Data tied to figure images:
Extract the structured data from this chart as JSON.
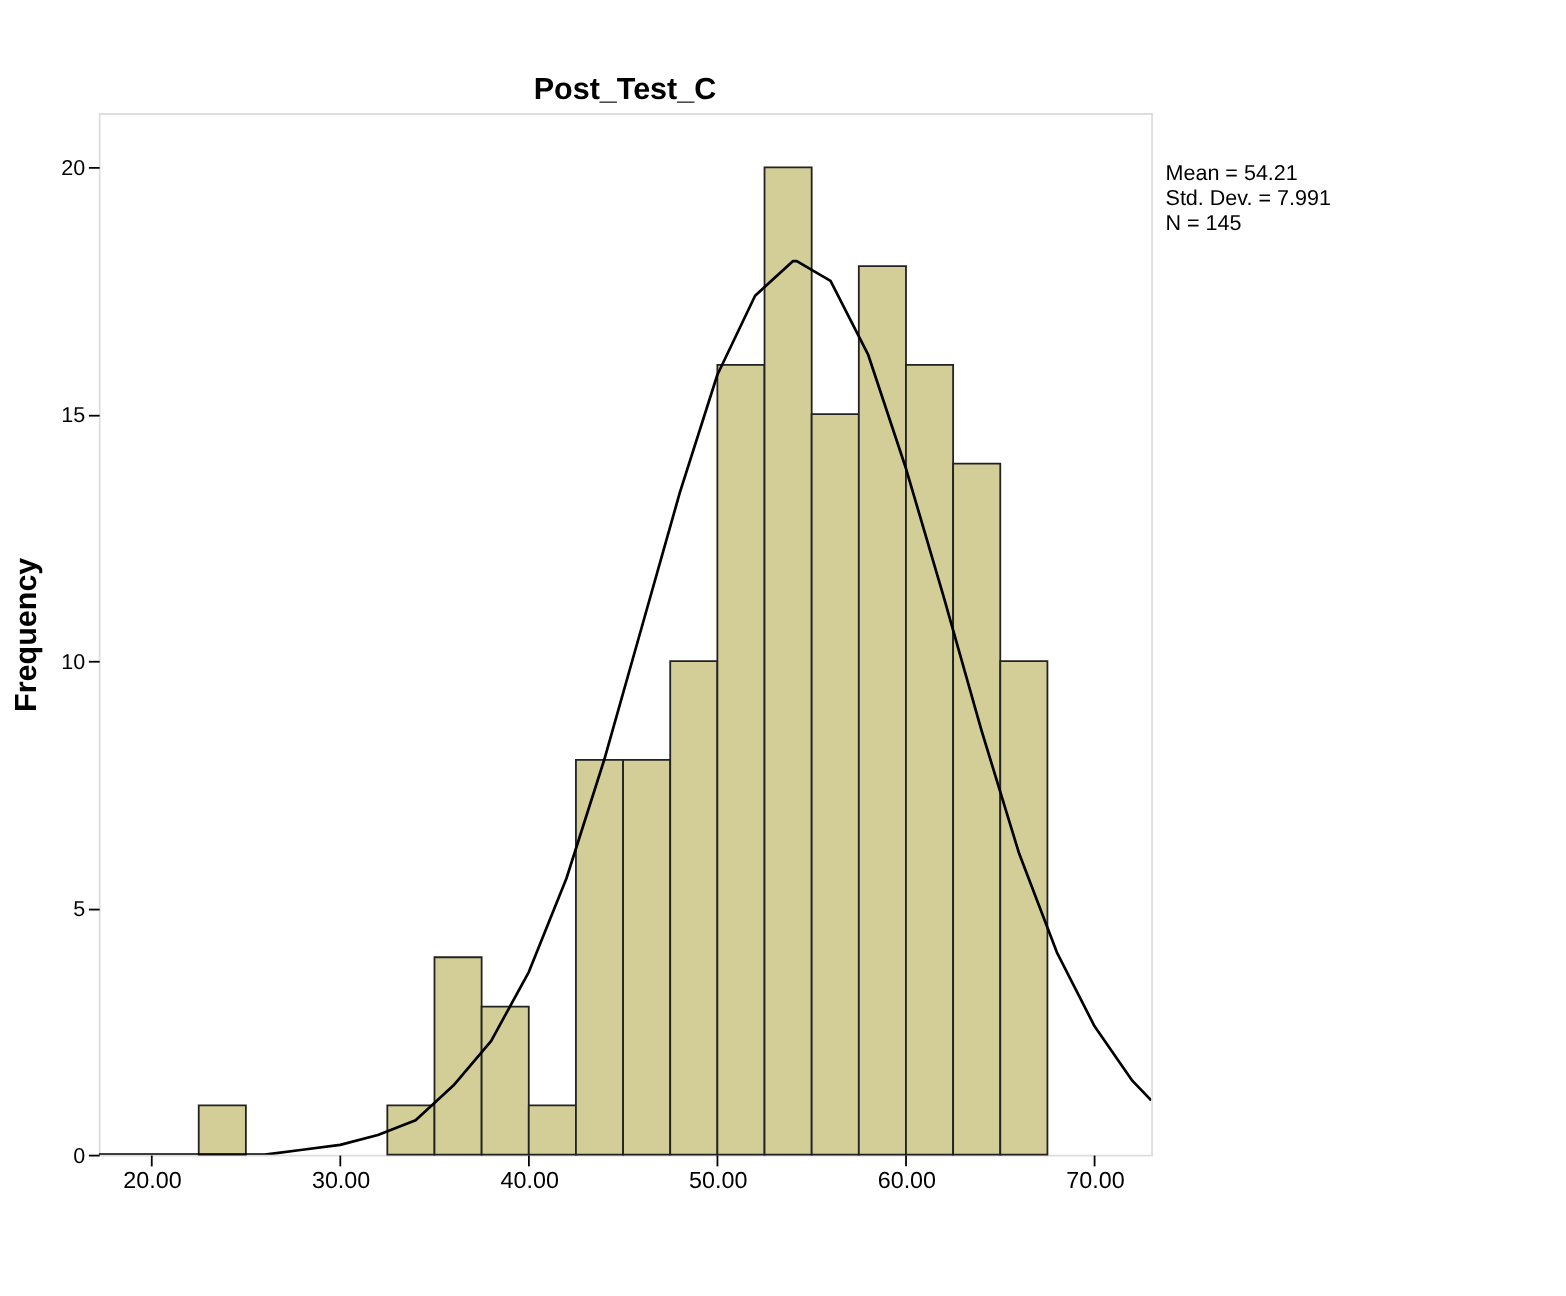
{
  "chart_data": {
    "type": "histogram",
    "title": "Post_Test_C",
    "ylabel": "Frequency",
    "bins": [
      22.5,
      25,
      27.5,
      30,
      32.5,
      35,
      37.5,
      40,
      42.5,
      45,
      47.5,
      50,
      52.5,
      55,
      57.5,
      60,
      62.5,
      65,
      67.5
    ],
    "values": [
      1,
      0,
      0,
      0,
      1,
      4,
      3,
      1,
      8,
      8,
      10,
      16,
      20,
      15,
      18,
      16,
      14,
      10
    ],
    "color": "#d3ce97",
    "series": [
      {
        "type": "line",
        "color": "#000000",
        "x": [
          17.2,
          20,
          22,
          24,
          26,
          28,
          30,
          32,
          34,
          36,
          38,
          40,
          42,
          44,
          46,
          48,
          50,
          52,
          54,
          54.21,
          56,
          58,
          60,
          62,
          64,
          66,
          68,
          70,
          72,
          73
        ],
        "values": [
          0.0,
          0.0,
          0.0,
          0.0,
          0.0,
          0.1,
          0.2,
          0.4,
          0.7,
          1.4,
          2.3,
          3.7,
          5.6,
          8.0,
          10.7,
          13.4,
          15.8,
          17.4,
          18.1,
          18.1,
          17.7,
          16.2,
          13.9,
          11.3,
          8.6,
          6.1,
          4.1,
          2.6,
          1.5,
          1.1
        ]
      }
    ],
    "xlim": [
      17.2,
      73
    ],
    "xticks": [
      {
        "value": 20,
        "label": "20.00"
      },
      {
        "value": 30,
        "label": "30.00"
      },
      {
        "value": 40,
        "label": "40.00"
      },
      {
        "value": 50,
        "label": "50.00"
      },
      {
        "value": 60,
        "label": "60.00"
      },
      {
        "value": 70,
        "label": "70.00"
      }
    ],
    "ylim": [
      0,
      21.1
    ],
    "yticks": [
      0,
      5,
      10,
      15,
      20
    ],
    "grid": false,
    "legend": false,
    "annotations": [
      "Mean = 54.21",
      "Std. Dev. = 7.991",
      "N = 145"
    ]
  }
}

WRITTEN INSTRUCTION: Transcribe the whole listing exactly. Pictures are excluded.

EXPECTED ANSWER:
Extract the structured data from this chart as JSON.
{
  "chart_data": {
    "type": "histogram",
    "title": "Post_Test_C",
    "ylabel": "Frequency",
    "bins": [
      22.5,
      25,
      27.5,
      30,
      32.5,
      35,
      37.5,
      40,
      42.5,
      45,
      47.5,
      50,
      52.5,
      55,
      57.5,
      60,
      62.5,
      65,
      67.5
    ],
    "values": [
      1,
      0,
      0,
      0,
      1,
      4,
      3,
      1,
      8,
      8,
      10,
      16,
      20,
      15,
      18,
      16,
      14,
      10
    ],
    "color": "#d3ce97",
    "series": [
      {
        "type": "line",
        "color": "#000000",
        "x": [
          17.2,
          20,
          22,
          24,
          26,
          28,
          30,
          32,
          34,
          36,
          38,
          40,
          42,
          44,
          46,
          48,
          50,
          52,
          54,
          54.21,
          56,
          58,
          60,
          62,
          64,
          66,
          68,
          70,
          72,
          73
        ],
        "values": [
          0.0,
          0.0,
          0.0,
          0.0,
          0.0,
          0.1,
          0.2,
          0.4,
          0.7,
          1.4,
          2.3,
          3.7,
          5.6,
          8.0,
          10.7,
          13.4,
          15.8,
          17.4,
          18.1,
          18.1,
          17.7,
          16.2,
          13.9,
          11.3,
          8.6,
          6.1,
          4.1,
          2.6,
          1.5,
          1.1
        ]
      }
    ],
    "xlim": [
      17.2,
      73
    ],
    "xticks": [
      {
        "value": 20,
        "label": "20.00"
      },
      {
        "value": 30,
        "label": "30.00"
      },
      {
        "value": 40,
        "label": "40.00"
      },
      {
        "value": 50,
        "label": "50.00"
      },
      {
        "value": 60,
        "label": "60.00"
      },
      {
        "value": 70,
        "label": "70.00"
      }
    ],
    "ylim": [
      0,
      21.1
    ],
    "yticks": [
      0,
      5,
      10,
      15,
      20
    ],
    "grid": false,
    "legend": false,
    "annotations": [
      "Mean = 54.21",
      "Std. Dev. = 7.991",
      "N = 145"
    ]
  }
}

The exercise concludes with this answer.